### INSTRUCTIONS TO FOLLOW
Locate each line in the records containing "choosing". Copy it.

────────────────────────────────────────

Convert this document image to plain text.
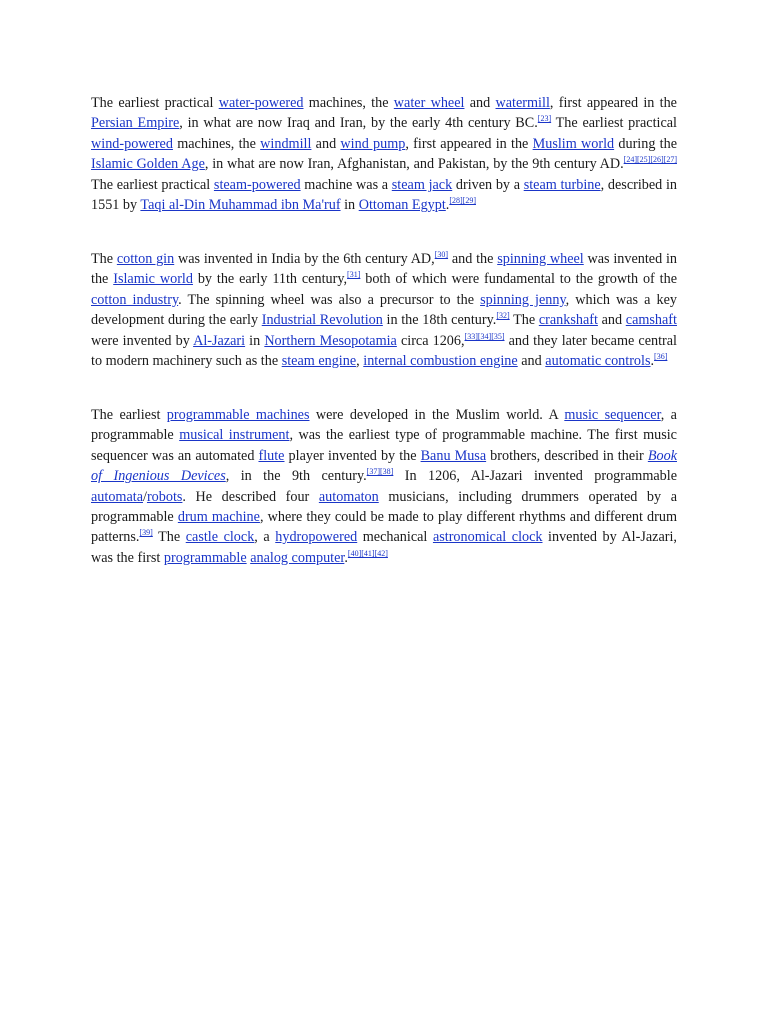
The earliest practical water-powered machines, the water wheel and watermill, first appeared in the Persian Empire, in what are now Iraq and Iran, by the early 4th century BC.[23] The earliest practical wind-powered machines, the windmill and wind pump, first appeared in the Muslim world during the Islamic Golden Age, in what are now Iran, Afghanistan, and Pakistan, by the 9th century AD.[24][25][26][27] The earliest practical steam-powered machine was a steam jack driven by a steam turbine, described in 1551 by Taqi al-Din Muhammad ibn Ma'ruf in Ottoman Egypt.[28][29]

The cotton gin was invented in India by the 6th century AD,[30] and the spinning wheel was invented in the Islamic world by the early 11th century,[31] both of which were fundamental to the growth of the cotton industry. The spinning wheel was also a precursor to the spinning jenny, which was a key development during the early Industrial Revolution in the 18th century.[32] The crankshaft and camshaft were invented by Al-Jazari in Northern Mesopotamia circa 1206,[33][34][35] and they later became central to modern machinery such as the steam engine, internal combustion engine and automatic controls.[36]

The earliest programmable machines were developed in the Muslim world. A music sequencer, a programmable musical instrument, was the earliest type of programmable machine. The first music sequencer was an automated flute player invented by the Banu Musa brothers, described in their Book of Ingenious Devices, in the 9th century.[37][38] In 1206, Al-Jazari invented programmable automata/robots. He described four automaton musicians, including drummers operated by a programmable drum machine, where they could be made to play different rhythms and different drum patterns.[39] The castle clock, a hydropowered mechanical astronomical clock invented by Al-Jazari, was the first programmable analog computer.[40][41][42]
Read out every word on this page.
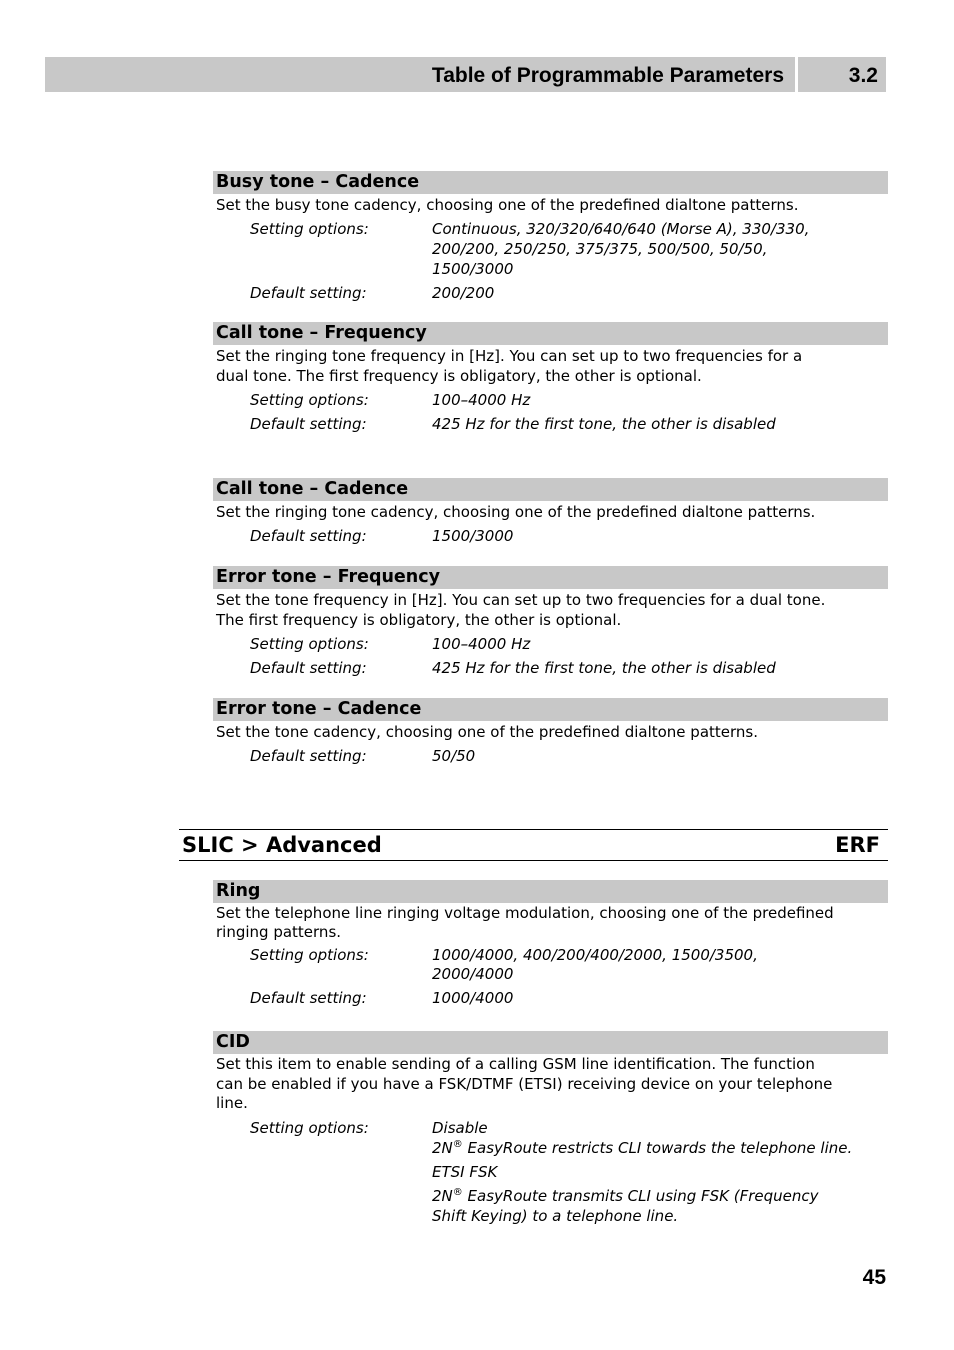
Table of Programmable Parameters	3.2
Busy tone – Cadence
Set the busy tone cadency, choosing one of the predefined dialtone patterns.
Setting options:	Continuous, 320/320/640/640 (Morse A), 330/330,
200/200, 250/250, 375/375, 500/500, 50/50,
1500/3000
Default setting:	200/200
Call tone – Frequency
Set the ringing tone frequency in [Hz]. You can set up to two frequencies for a
dual tone. The first frequency is obligatory, the other is optional.
Setting options:	100–4000 Hz
Default setting:	425 Hz for the first tone, the other is disabled
Call tone – Cadence
Set the ringing tone cadency, choosing one of the predefined dialtone patterns.
Default setting:	1500/3000
Error tone – Frequency
Set the tone frequency in [Hz]. You can set up to two frequencies for a dual tone.
The first frequency is obligatory, the other is optional.
Setting options:	100–4000 Hz
Default setting:	425 Hz for the first tone, the other is disabled
Error tone – Cadence
Set the tone cadency, choosing one of the predefined dialtone patterns.
Default setting:	50/50
SLIC > Advanced	ERF
Ring
Set the telephone line ringing voltage modulation, choosing one of the predefined
ringing patterns.
Setting options:	1000/4000, 400/200/400/2000, 1500/3500,
2000/4000
Default setting:	1000/4000
CID
Set this item to enable sending of a calling GSM line identification. The function
can be enabled if you have a FSK/DTMF (ETSI) receiving device on your telephone
line.
Setting options:	Disable
2N® EasyRoute restricts CLI towards the telephone line.
ETSI FSK
2N® EasyRoute transmits CLI using FSK (Frequency
Shift Keying) to a telephone line.
45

────────────────────────────────────────

### RESULT OF THIS EXERCISE
Set the busy tone cadency, choosing one of the predefined dialtone patterns.
Set the ringing tone cadency, choosing one of the predefined dialtone patterns.
Set the tone cadency, choosing one of the predefined dialtone patterns.
Set the telephone line ringing voltage modulation, choosing one of the predefined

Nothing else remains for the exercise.